■ A block of data:
— begin —
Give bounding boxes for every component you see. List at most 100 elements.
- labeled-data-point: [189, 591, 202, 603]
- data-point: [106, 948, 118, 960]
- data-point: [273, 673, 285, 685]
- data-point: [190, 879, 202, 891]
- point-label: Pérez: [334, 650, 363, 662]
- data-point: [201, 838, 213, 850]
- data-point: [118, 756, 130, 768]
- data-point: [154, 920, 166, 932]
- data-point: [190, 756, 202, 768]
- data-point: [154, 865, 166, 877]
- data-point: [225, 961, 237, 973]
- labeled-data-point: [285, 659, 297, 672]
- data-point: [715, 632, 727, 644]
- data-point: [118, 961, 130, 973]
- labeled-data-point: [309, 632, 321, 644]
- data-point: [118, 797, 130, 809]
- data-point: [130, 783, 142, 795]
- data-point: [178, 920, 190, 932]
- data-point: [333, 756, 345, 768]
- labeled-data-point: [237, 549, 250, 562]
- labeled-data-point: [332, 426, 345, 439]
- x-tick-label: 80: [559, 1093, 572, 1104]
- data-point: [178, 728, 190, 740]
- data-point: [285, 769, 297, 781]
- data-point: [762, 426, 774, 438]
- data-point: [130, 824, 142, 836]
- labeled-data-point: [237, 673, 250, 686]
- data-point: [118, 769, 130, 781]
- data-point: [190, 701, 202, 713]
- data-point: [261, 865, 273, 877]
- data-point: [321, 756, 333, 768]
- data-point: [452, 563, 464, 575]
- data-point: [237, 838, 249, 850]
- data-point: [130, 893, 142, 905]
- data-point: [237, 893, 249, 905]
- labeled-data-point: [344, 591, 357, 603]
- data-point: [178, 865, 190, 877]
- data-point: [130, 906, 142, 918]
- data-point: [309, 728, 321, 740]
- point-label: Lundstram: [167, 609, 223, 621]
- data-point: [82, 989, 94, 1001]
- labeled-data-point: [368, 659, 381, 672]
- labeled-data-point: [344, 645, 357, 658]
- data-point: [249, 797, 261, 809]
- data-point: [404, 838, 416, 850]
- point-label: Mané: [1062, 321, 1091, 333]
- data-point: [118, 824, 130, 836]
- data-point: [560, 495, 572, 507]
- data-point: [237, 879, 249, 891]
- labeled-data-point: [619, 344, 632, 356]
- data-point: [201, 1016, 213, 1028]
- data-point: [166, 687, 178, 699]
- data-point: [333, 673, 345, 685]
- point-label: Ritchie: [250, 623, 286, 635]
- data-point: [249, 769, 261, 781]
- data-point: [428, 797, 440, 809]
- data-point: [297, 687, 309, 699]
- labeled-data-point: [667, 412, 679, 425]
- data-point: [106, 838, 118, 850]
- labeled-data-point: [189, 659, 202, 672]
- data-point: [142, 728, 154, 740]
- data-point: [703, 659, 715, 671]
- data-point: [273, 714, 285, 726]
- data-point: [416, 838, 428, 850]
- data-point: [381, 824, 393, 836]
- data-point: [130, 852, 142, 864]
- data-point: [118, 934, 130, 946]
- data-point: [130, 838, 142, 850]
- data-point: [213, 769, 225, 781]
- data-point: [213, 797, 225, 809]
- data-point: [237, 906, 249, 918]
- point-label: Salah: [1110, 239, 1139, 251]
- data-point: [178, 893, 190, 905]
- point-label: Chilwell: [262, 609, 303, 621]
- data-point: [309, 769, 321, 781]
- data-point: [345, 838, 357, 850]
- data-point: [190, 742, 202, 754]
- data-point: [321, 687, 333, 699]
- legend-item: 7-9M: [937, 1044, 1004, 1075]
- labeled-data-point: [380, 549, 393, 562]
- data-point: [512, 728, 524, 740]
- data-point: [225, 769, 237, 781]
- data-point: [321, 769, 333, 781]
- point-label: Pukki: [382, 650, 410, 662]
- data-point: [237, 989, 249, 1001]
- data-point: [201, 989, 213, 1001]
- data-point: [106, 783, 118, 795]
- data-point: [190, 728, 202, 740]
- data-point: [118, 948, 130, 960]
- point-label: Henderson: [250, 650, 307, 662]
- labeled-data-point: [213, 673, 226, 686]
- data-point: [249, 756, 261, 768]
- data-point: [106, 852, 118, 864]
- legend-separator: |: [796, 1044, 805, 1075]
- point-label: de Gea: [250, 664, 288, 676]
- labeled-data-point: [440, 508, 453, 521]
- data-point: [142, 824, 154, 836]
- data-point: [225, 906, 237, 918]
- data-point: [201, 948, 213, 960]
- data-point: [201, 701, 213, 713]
— end —
■ REQUIRED WORK: Reproduce the entries above verbatim, line for line.

■ ANSWER TO THE EXERCISE:
Give bounding boxes for every component you see. List at most 100 elements.
- labeled-data-point: [189, 591, 202, 603]
- data-point: [106, 948, 118, 960]
- data-point: [273, 673, 285, 685]
- data-point: [190, 879, 202, 891]
- point-label: Pérez: [334, 650, 363, 662]
- data-point: [201, 838, 213, 850]
- data-point: [118, 756, 130, 768]
- data-point: [154, 920, 166, 932]
- data-point: [190, 756, 202, 768]
- data-point: [154, 865, 166, 877]
- data-point: [225, 961, 237, 973]
- labeled-data-point: [285, 659, 297, 672]
- data-point: [715, 632, 727, 644]
- data-point: [118, 961, 130, 973]
- labeled-data-point: [309, 632, 321, 644]
- data-point: [118, 797, 130, 809]
- data-point: [130, 783, 142, 795]
- data-point: [178, 920, 190, 932]
- data-point: [333, 756, 345, 768]
- labeled-data-point: [237, 549, 250, 562]
- labeled-data-point: [332, 426, 345, 439]
- x-tick-label: 80: [559, 1093, 572, 1104]
- data-point: [178, 728, 190, 740]
- data-point: [285, 769, 297, 781]
- data-point: [762, 426, 774, 438]
- data-point: [130, 824, 142, 836]
- labeled-data-point: [237, 673, 250, 686]
- data-point: [118, 769, 130, 781]
- data-point: [190, 701, 202, 713]
- data-point: [261, 865, 273, 877]
- data-point: [321, 756, 333, 768]
- data-point: [452, 563, 464, 575]
- data-point: [237, 838, 249, 850]
- data-point: [130, 893, 142, 905]
- data-point: [237, 893, 249, 905]
- labeled-data-point: [344, 591, 357, 603]
- data-point: [178, 865, 190, 877]
- data-point: [130, 906, 142, 918]
- data-point: [309, 728, 321, 740]
- point-label: Lundstram: [167, 609, 223, 621]
- data-point: [82, 989, 94, 1001]
- labeled-data-point: [368, 659, 381, 672]
- labeled-data-point: [344, 645, 357, 658]
- data-point: [249, 797, 261, 809]
- data-point: [404, 838, 416, 850]
- point-label: Mané: [1062, 321, 1091, 333]
- data-point: [118, 824, 130, 836]
- data-point: [560, 495, 572, 507]
- data-point: [237, 879, 249, 891]
- labeled-data-point: [619, 344, 632, 356]
- data-point: [201, 1016, 213, 1028]
- data-point: [166, 687, 178, 699]
- data-point: [333, 673, 345, 685]
- point-label: Ritchie: [250, 623, 286, 635]
- data-point: [249, 769, 261, 781]
- data-point: [428, 797, 440, 809]
- data-point: [297, 687, 309, 699]
- labeled-data-point: [667, 412, 679, 425]
- data-point: [106, 838, 118, 850]
- labeled-data-point: [189, 659, 202, 672]
- data-point: [142, 728, 154, 740]
- data-point: [703, 659, 715, 671]
- data-point: [273, 714, 285, 726]
- data-point: [416, 838, 428, 850]
- data-point: [381, 824, 393, 836]
- data-point: [130, 852, 142, 864]
- data-point: [118, 934, 130, 946]
- data-point: [130, 838, 142, 850]
- data-point: [213, 769, 225, 781]
- data-point: [213, 797, 225, 809]
- data-point: [237, 906, 249, 918]
- point-label: Salah: [1110, 239, 1139, 251]
- data-point: [178, 893, 190, 905]
- point-label: Chilwell: [262, 609, 303, 621]
- data-point: [309, 769, 321, 781]
- data-point: [345, 838, 357, 850]
- data-point: [190, 742, 202, 754]
- data-point: [321, 687, 333, 699]
- legend-item: 7-9M: [937, 1044, 1004, 1075]
- labeled-data-point: [380, 549, 393, 562]
- data-point: [512, 728, 524, 740]
- data-point: [225, 769, 237, 781]
- data-point: [321, 769, 333, 781]
- point-label: Pukki: [382, 650, 410, 662]
- data-point: [237, 989, 249, 1001]
- data-point: [201, 989, 213, 1001]
- data-point: [106, 783, 118, 795]
- data-point: [190, 728, 202, 740]
- data-point: [118, 948, 130, 960]
- point-label: Henderson: [250, 650, 307, 662]
- labeled-data-point: [213, 673, 226, 686]
- data-point: [249, 756, 261, 768]
- data-point: [106, 852, 118, 864]
- legend-separator: |: [796, 1044, 805, 1075]
- point-label: de Gea: [250, 664, 288, 676]
- labeled-data-point: [440, 508, 453, 521]
- data-point: [142, 824, 154, 836]
- data-point: [225, 906, 237, 918]
- data-point: [201, 948, 213, 960]
- data-point: [201, 701, 213, 713]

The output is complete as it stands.